Aim of the exercise | Repeat every record below exactly, but leave out any pictures.

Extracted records
■ ■ ■

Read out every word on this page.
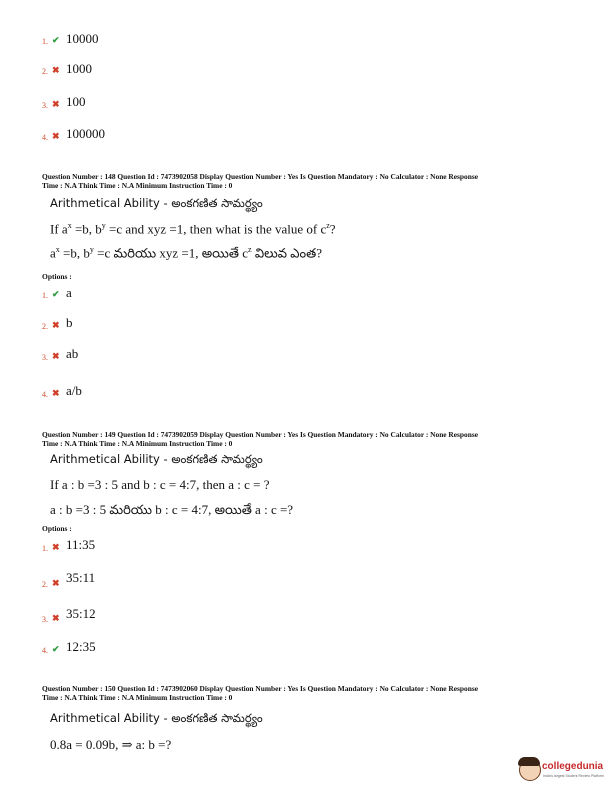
1. ✔ 10000
2. ✖ 1000
3. ✖ 100
4. ✖ 100000
Question Number : 148 Question Id : 7473902058 Display Question Number : Yes Is Question Mandatory : No Calculator : None Response
Time : N.A Think Time : N.A Minimum Instruction Time : 0
Arithmetical Ability - అంకగణిత సామర్థ్యం
If $a^x =b$, $b^y =c$ and xyz =1, then what is the value of $c^z$?
$a^x =b$, $b^y =c$ మరియు xyz =1, అయితే $c^z$ విలువ ఎంత?
Options :
1. ✔ a
2. ✖ b
3. ✖ ab
4. ✖ a/b
Question Number : 149 Question Id : 7473902059 Display Question Number : Yes Is Question Mandatory : No Calculator : None Response
Time : N.A Think Time : N.A Minimum Instruction Time : 0
Arithmetical Ability - అంకగణిత సామర్థ్యం
If a : b =3 : 5 and b : c = 4:7, then a : c = ?
a : b =3 : 5 మరియు b : c = 4:7, అయితే a : c =?
Options :
1. ✖ 11:35
2. ✖ 35:11
3. ✖ 35:12
4. ✔ 12:35
Question Number : 150 Question Id : 7473902060 Display Question Number : Yes Is Question Mandatory : No Calculator : None Response
Time : N.A Think Time : N.A Minimum Instruction Time : 0
Arithmetical Ability - అంకగణిత సామర్థ్యం
0.8a = 0.09b, ⇒ a: b =?
collegedunia
India's largest Student Review Platform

■ ■ ■

Written answer |
Read out every word on this page.
1. ✔ 10000
2. ✖ 1000
3. ✖ 100
4. ✖ 100000
Question Number : 148 Question Id : 7473902058 Display Question Number : Yes Is Question Mandatory : No Calculator : None Response
Time : N.A Think Time : N.A Minimum Instruction Time : 0
Arithmetical Ability - అంకగణిత సామర్థ్యం
If $a^x =b$, $b^y =c$ and xyz =1, then what is the value of $c^z$?
$a^x =b$, $b^y =c$ మరియు xyz =1, అయితే $c^z$ విలువ ఎంత?
Options :
1. ✔ a
2. ✖ b
3. ✖ ab
4. ✖ a/b
Question Number : 149 Question Id : 7473902059 Display Question Number : Yes Is Question Mandatory : No Calculator : None Response
Time : N.A Think Time : N.A Minimum Instruction Time : 0
Arithmetical Ability - అంకగణిత సామర్థ్యం
If a : b =3 : 5 and b : c = 4:7, then a : c = ?
a : b =3 : 5 మరియు b : c = 4:7, అయితే a : c =?
Options :
1. ✖ 11:35
2. ✖ 35:11
3. ✖ 35:12
4. ✔ 12:35
Question Number : 150 Question Id : 7473902060 Display Question Number : Yes Is Question Mandatory : No Calculator : None Response
Time : N.A Think Time : N.A Minimum Instruction Time : 0
Arithmetical Ability - అంకగణిత సామర్థ్యం
0.8a = 0.09b, ⇒ a: b =?
collegedunia
India's largest Student Review Platform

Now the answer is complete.